Listing:
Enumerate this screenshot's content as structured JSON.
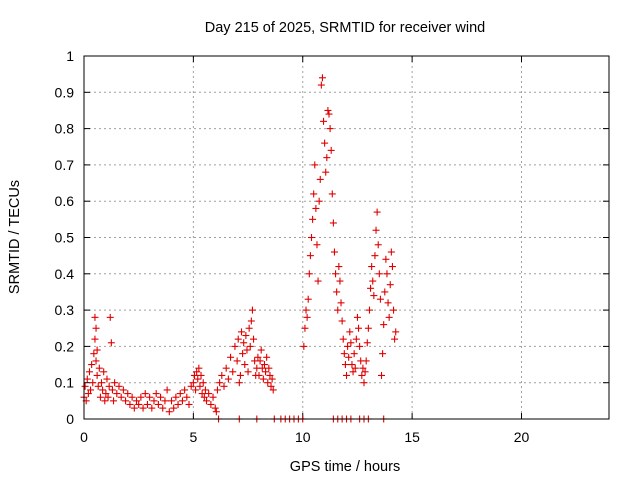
{
  "chart_data": {
    "type": "scatter",
    "title": "Day 215 of 2025, SRMTID for receiver wind",
    "xlabel": "GPS time / hours",
    "ylabel": "SRMTID / TECUs",
    "xlim": [
      0,
      24
    ],
    "ylim": [
      0,
      1
    ],
    "xticks": [
      0,
      5,
      10,
      15,
      20
    ],
    "xtick_labels": [
      "0",
      "5",
      "10",
      "15",
      "20"
    ],
    "yticks": [
      0,
      0.1,
      0.2,
      0.3,
      0.4,
      0.5,
      0.6,
      0.7,
      0.8,
      0.9,
      1
    ],
    "ytick_labels": [
      "0",
      "0.1",
      "0.2",
      "0.3",
      "0.4",
      "0.5",
      "0.6",
      "0.7",
      "0.8",
      "0.9",
      "1"
    ],
    "grid": true,
    "marker": "+",
    "color": "#e00000",
    "series": [
      {
        "name": "SRMTID",
        "points": [
          [
            0.0,
            0.06
          ],
          [
            0.05,
            0.09
          ],
          [
            0.1,
            0.05
          ],
          [
            0.15,
            0.11
          ],
          [
            0.2,
            0.07
          ],
          [
            0.25,
            0.13
          ],
          [
            0.3,
            0.08
          ],
          [
            0.35,
            0.15
          ],
          [
            0.4,
            0.1
          ],
          [
            0.45,
            0.18
          ],
          [
            0.5,
            0.22
          ],
          [
            0.5,
            0.28
          ],
          [
            0.55,
            0.16
          ],
          [
            0.55,
            0.25
          ],
          [
            0.6,
            0.12
          ],
          [
            0.6,
            0.19
          ],
          [
            0.65,
            0.09
          ],
          [
            0.7,
            0.14
          ],
          [
            0.75,
            0.06
          ],
          [
            0.8,
            0.1
          ],
          [
            0.85,
            0.08
          ],
          [
            0.9,
            0.13
          ],
          [
            0.95,
            0.05
          ],
          [
            1.0,
            0.07
          ],
          [
            1.05,
            0.11
          ],
          [
            1.1,
            0.06
          ],
          [
            1.15,
            0.09
          ],
          [
            1.2,
            0.28
          ],
          [
            1.25,
            0.21
          ],
          [
            1.3,
            0.08
          ],
          [
            1.35,
            0.05
          ],
          [
            1.4,
            0.1
          ],
          [
            1.5,
            0.07
          ],
          [
            1.6,
            0.09
          ],
          [
            1.7,
            0.06
          ],
          [
            1.8,
            0.08
          ],
          [
            1.9,
            0.05
          ],
          [
            2.0,
            0.07
          ],
          [
            2.1,
            0.04
          ],
          [
            2.2,
            0.06
          ],
          [
            2.3,
            0.03
          ],
          [
            2.4,
            0.05
          ],
          [
            2.5,
            0.04
          ],
          [
            2.6,
            0.06
          ],
          [
            2.7,
            0.03
          ],
          [
            2.8,
            0.07
          ],
          [
            2.9,
            0.04
          ],
          [
            3.0,
            0.06
          ],
          [
            3.1,
            0.03
          ],
          [
            3.2,
            0.05
          ],
          [
            3.3,
            0.07
          ],
          [
            3.4,
            0.04
          ],
          [
            3.5,
            0.06
          ],
          [
            3.6,
            0.03
          ],
          [
            3.7,
            0.05
          ],
          [
            3.8,
            0.08
          ],
          [
            3.9,
            0.02
          ],
          [
            4.0,
            0.05
          ],
          [
            4.1,
            0.03
          ],
          [
            4.2,
            0.06
          ],
          [
            4.3,
            0.04
          ],
          [
            4.4,
            0.07
          ],
          [
            4.5,
            0.05
          ],
          [
            4.6,
            0.08
          ],
          [
            4.7,
            0.06
          ],
          [
            4.8,
            0.04
          ],
          [
            4.9,
            0.09
          ],
          [
            5.0,
            0.1
          ],
          [
            5.05,
            0.12
          ],
          [
            5.1,
            0.08
          ],
          [
            5.15,
            0.13
          ],
          [
            5.2,
            0.11
          ],
          [
            5.25,
            0.14
          ],
          [
            5.3,
            0.09
          ],
          [
            5.35,
            0.12
          ],
          [
            5.4,
            0.07
          ],
          [
            5.45,
            0.1
          ],
          [
            5.5,
            0.06
          ],
          [
            5.55,
            0.08
          ],
          [
            5.6,
            0.05
          ],
          [
            5.7,
            0.07
          ],
          [
            5.8,
            0.04
          ],
          [
            5.9,
            0.06
          ],
          [
            6.0,
            0.03
          ],
          [
            6.05,
            0.02
          ],
          [
            6.1,
            0.08
          ],
          [
            6.2,
            0.1
          ],
          [
            6.3,
            0.12
          ],
          [
            6.4,
            0.09
          ],
          [
            6.5,
            0.14
          ],
          [
            6.6,
            0.11
          ],
          [
            6.7,
            0.17
          ],
          [
            6.8,
            0.13
          ],
          [
            6.9,
            0.2
          ],
          [
            7.0,
            0.16
          ],
          [
            7.05,
            0.22
          ],
          [
            7.1,
            0.1
          ],
          [
            7.15,
            0.12
          ],
          [
            7.2,
            0.24
          ],
          [
            7.25,
            0.18
          ],
          [
            7.3,
            0.21
          ],
          [
            7.35,
            0.15
          ],
          [
            7.4,
            0.23
          ],
          [
            7.45,
            0.19
          ],
          [
            7.5,
            0.13
          ],
          [
            7.55,
            0.25
          ],
          [
            7.6,
            0.2
          ],
          [
            7.65,
            0.27
          ],
          [
            7.7,
            0.3
          ],
          [
            7.75,
            0.22
          ],
          [
            7.8,
            0.16
          ],
          [
            7.85,
            0.12
          ],
          [
            7.9,
            0.14
          ],
          [
            7.95,
            0.17
          ],
          [
            8.0,
            0.12
          ],
          [
            8.05,
            0.16
          ],
          [
            8.1,
            0.19
          ],
          [
            8.15,
            0.14
          ],
          [
            8.2,
            0.11
          ],
          [
            8.25,
            0.15
          ],
          [
            8.3,
            0.13
          ],
          [
            8.35,
            0.17
          ],
          [
            8.4,
            0.1
          ],
          [
            8.45,
            0.14
          ],
          [
            8.5,
            0.12
          ],
          [
            8.55,
            0.09
          ],
          [
            8.6,
            0.11
          ],
          [
            8.65,
            0.08
          ],
          [
            10.05,
            0.2
          ],
          [
            10.1,
            0.25
          ],
          [
            10.15,
            0.3
          ],
          [
            10.2,
            0.28
          ],
          [
            10.25,
            0.33
          ],
          [
            10.3,
            0.4
          ],
          [
            10.35,
            0.45
          ],
          [
            10.4,
            0.5
          ],
          [
            10.45,
            0.55
          ],
          [
            10.5,
            0.62
          ],
          [
            10.55,
            0.7
          ],
          [
            10.6,
            0.58
          ],
          [
            10.65,
            0.48
          ],
          [
            10.7,
            0.38
          ],
          [
            10.75,
            0.6
          ],
          [
            10.8,
            0.66
          ],
          [
            10.85,
            0.92
          ],
          [
            10.9,
            0.94
          ],
          [
            10.95,
            0.82
          ],
          [
            11.0,
            0.76
          ],
          [
            11.05,
            0.68
          ],
          [
            11.1,
            0.72
          ],
          [
            11.15,
            0.85
          ],
          [
            11.2,
            0.84
          ],
          [
            11.25,
            0.8
          ],
          [
            11.3,
            0.74
          ],
          [
            11.35,
            0.62
          ],
          [
            11.4,
            0.54
          ],
          [
            11.45,
            0.46
          ],
          [
            11.5,
            0.4
          ],
          [
            11.55,
            0.35
          ],
          [
            11.6,
            0.3
          ],
          [
            11.65,
            0.42
          ],
          [
            11.7,
            0.38
          ],
          [
            11.75,
            0.32
          ],
          [
            11.8,
            0.27
          ],
          [
            11.85,
            0.22
          ],
          [
            11.9,
            0.18
          ],
          [
            11.95,
            0.15
          ],
          [
            12.0,
            0.12
          ],
          [
            12.05,
            0.2
          ],
          [
            12.1,
            0.17
          ],
          [
            12.15,
            0.24
          ],
          [
            12.2,
            0.21
          ],
          [
            12.25,
            0.15
          ],
          [
            12.3,
            0.13
          ],
          [
            12.35,
            0.18
          ],
          [
            12.4,
            0.14
          ],
          [
            12.45,
            0.22
          ],
          [
            12.5,
            0.28
          ],
          [
            12.55,
            0.25
          ],
          [
            12.6,
            0.2
          ],
          [
            12.65,
            0.16
          ],
          [
            12.7,
            0.12
          ],
          [
            12.75,
            0.14
          ],
          [
            12.8,
            0.1
          ],
          [
            12.85,
            0.13
          ],
          [
            12.9,
            0.16
          ],
          [
            12.95,
            0.21
          ],
          [
            13.0,
            0.25
          ],
          [
            13.05,
            0.3
          ],
          [
            13.1,
            0.36
          ],
          [
            13.15,
            0.42
          ],
          [
            13.2,
            0.38
          ],
          [
            13.25,
            0.34
          ],
          [
            13.3,
            0.45
          ],
          [
            13.35,
            0.52
          ],
          [
            13.4,
            0.57
          ],
          [
            13.45,
            0.48
          ],
          [
            13.5,
            0.4
          ],
          [
            13.55,
            0.33
          ],
          [
            13.6,
            0.12
          ],
          [
            13.65,
            0.18
          ],
          [
            13.7,
            0.26
          ],
          [
            13.75,
            0.35
          ],
          [
            13.8,
            0.44
          ],
          [
            13.85,
            0.4
          ],
          [
            13.9,
            0.32
          ],
          [
            13.95,
            0.28
          ],
          [
            14.0,
            0.37
          ],
          [
            14.05,
            0.46
          ],
          [
            14.1,
            0.42
          ],
          [
            14.15,
            0.3
          ],
          [
            14.2,
            0.22
          ],
          [
            14.25,
            0.24
          ],
          [
            6.15,
            0.0
          ],
          [
            7.1,
            0.0
          ],
          [
            7.9,
            0.0
          ],
          [
            8.7,
            0.0
          ],
          [
            9.0,
            0.0
          ],
          [
            9.2,
            0.0
          ],
          [
            9.4,
            0.0
          ],
          [
            9.6,
            0.0
          ],
          [
            9.8,
            0.0
          ],
          [
            10.0,
            0.0
          ],
          [
            11.4,
            0.0
          ],
          [
            11.6,
            0.0
          ],
          [
            11.8,
            0.0
          ],
          [
            12.0,
            0.0
          ],
          [
            12.2,
            0.0
          ],
          [
            12.6,
            0.0
          ],
          [
            12.8,
            0.0
          ],
          [
            13.0,
            0.0
          ],
          [
            13.7,
            0.0
          ]
        ]
      }
    ]
  }
}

The problem:
Using the entries above, return each line that includes the word "SRMTID".

Solution for this task:
    "title": "Day 215 of 2025, SRMTID for receiver wind",
    "ylabel": "SRMTID / TECUs",
        "name": "SRMTID",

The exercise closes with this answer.